_Raw records_:
◆ ◆ ◆

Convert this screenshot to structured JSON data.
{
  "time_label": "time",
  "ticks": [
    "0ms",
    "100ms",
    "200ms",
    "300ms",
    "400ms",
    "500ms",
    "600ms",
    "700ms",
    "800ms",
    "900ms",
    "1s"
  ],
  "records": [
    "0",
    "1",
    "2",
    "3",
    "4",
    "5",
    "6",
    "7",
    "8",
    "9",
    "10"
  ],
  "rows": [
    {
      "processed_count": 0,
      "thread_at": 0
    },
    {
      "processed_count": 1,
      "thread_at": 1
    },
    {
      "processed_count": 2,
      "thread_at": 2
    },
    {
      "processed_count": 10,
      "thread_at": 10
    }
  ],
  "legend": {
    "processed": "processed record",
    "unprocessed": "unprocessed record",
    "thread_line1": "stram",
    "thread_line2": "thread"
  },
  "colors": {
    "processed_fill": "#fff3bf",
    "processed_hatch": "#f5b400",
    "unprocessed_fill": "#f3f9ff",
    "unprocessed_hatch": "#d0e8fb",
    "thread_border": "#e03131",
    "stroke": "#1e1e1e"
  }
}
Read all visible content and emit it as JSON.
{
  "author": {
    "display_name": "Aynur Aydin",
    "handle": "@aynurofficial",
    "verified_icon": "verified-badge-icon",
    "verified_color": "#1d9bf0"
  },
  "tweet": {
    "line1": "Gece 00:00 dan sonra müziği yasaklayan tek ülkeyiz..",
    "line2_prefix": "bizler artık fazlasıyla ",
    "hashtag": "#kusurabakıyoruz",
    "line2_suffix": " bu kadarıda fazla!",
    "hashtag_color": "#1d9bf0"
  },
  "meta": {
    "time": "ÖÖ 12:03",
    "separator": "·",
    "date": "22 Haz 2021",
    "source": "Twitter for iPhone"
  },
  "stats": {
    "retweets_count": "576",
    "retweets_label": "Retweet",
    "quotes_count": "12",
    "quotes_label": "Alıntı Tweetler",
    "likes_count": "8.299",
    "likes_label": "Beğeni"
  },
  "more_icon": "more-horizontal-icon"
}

◆ ◆ ◆

_Stated task_: Write an exact transcription of every entry above.

_Answer to this exercise_:
Convert this screenshot to structured JSON data.
{
  "time_label": "time",
  "ticks": [
    "0ms",
    "100ms",
    "200ms",
    "300ms",
    "400ms",
    "500ms",
    "600ms",
    "700ms",
    "800ms",
    "900ms",
    "1s"
  ],
  "records": [
    "0",
    "1",
    "2",
    "3",
    "4",
    "5",
    "6",
    "7",
    "8",
    "9",
    "10"
  ],
  "rows": [
    {
      "processed_count": 0,
      "thread_at": 0
    },
    {
      "processed_count": 1,
      "thread_at": 1
    },
    {
      "processed_count": 2,
      "thread_at": 2
    },
    {
      "processed_count": 10,
      "thread_at": 10
    }
  ],
  "legend": {
    "processed": "processed record",
    "unprocessed": "unprocessed record",
    "thread_line1": "stram",
    "thread_line2": "thread"
  },
  "colors": {
    "processed_fill": "#fff3bf",
    "processed_hatch": "#f5b400",
    "unprocessed_fill": "#f3f9ff",
    "unprocessed_hatch": "#d0e8fb",
    "thread_border": "#e03131",
    "stroke": "#1e1e1e"
  }
}
Read all visible content and emit it as JSON.
{
  "author": {
    "display_name": "Aynur Aydin",
    "handle": "@aynurofficial",
    "verified_icon": "verified-badge-icon",
    "verified_color": "#1d9bf0"
  },
  "tweet": {
    "line1": "Gece 00:00 dan sonra müziği yasaklayan tek ülkeyiz..",
    "line2_prefix": "bizler artık fazlasıyla ",
    "hashtag": "#kusurabakıyoruz",
    "line2_suffix": " bu kadarıda fazla!",
    "hashtag_color": "#1d9bf0"
  },
  "meta": {
    "time": "ÖÖ 12:03",
    "separator": "·",
    "date": "22 Haz 2021",
    "source": "Twitter for iPhone"
  },
  "stats": {
    "retweets_count": "576",
    "retweets_label": "Retweet",
    "quotes_count": "12",
    "quotes_label": "Alıntı Tweetler",
    "likes_count": "8.299",
    "likes_label": "Beğeni"
  },
  "more_icon": "more-horizontal-icon"
}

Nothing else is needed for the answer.